TASK REQUIREMENTS: Give the number of lines in the records below that include "JSON", and nothing more.

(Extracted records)
# # # # #
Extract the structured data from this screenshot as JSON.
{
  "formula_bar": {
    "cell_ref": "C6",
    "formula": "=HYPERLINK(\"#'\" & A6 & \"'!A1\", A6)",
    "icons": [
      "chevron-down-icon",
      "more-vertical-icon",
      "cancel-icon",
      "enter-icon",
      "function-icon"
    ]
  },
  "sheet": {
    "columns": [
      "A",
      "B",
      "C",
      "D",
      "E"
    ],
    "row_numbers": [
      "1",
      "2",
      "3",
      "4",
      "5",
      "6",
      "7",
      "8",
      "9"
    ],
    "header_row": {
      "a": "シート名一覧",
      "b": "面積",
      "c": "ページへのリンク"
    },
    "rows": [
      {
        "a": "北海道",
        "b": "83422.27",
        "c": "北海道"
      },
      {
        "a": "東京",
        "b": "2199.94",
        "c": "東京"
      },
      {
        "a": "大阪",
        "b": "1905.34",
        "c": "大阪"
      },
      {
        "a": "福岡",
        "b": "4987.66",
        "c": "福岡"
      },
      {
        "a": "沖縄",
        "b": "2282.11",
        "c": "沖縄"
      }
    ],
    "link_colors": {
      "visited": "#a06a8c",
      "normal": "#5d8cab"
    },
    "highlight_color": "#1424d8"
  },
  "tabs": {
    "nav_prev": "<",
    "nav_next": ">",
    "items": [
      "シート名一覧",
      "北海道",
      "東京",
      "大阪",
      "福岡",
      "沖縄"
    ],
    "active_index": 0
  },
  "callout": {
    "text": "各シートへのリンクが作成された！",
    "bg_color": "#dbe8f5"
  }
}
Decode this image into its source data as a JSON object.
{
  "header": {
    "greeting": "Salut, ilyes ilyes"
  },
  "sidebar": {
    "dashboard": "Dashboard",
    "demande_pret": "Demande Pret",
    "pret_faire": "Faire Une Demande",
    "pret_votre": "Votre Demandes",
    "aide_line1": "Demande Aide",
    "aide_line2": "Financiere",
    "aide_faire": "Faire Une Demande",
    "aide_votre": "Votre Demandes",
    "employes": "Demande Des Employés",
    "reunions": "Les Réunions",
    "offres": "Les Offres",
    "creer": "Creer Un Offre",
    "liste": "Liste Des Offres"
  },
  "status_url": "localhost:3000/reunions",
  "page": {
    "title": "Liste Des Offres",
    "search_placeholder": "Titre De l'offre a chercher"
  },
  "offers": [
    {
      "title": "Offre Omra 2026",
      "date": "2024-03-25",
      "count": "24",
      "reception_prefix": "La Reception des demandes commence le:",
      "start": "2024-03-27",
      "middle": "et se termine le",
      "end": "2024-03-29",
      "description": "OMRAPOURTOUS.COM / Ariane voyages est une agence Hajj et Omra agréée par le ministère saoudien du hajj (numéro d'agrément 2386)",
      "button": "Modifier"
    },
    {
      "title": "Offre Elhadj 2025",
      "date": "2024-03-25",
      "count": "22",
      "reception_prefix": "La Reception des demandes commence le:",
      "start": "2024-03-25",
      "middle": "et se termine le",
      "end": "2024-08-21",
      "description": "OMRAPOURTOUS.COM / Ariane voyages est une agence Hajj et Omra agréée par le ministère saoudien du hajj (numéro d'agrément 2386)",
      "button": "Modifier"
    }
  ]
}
# # # # #
RESULT OF THIS EXERCISE: 2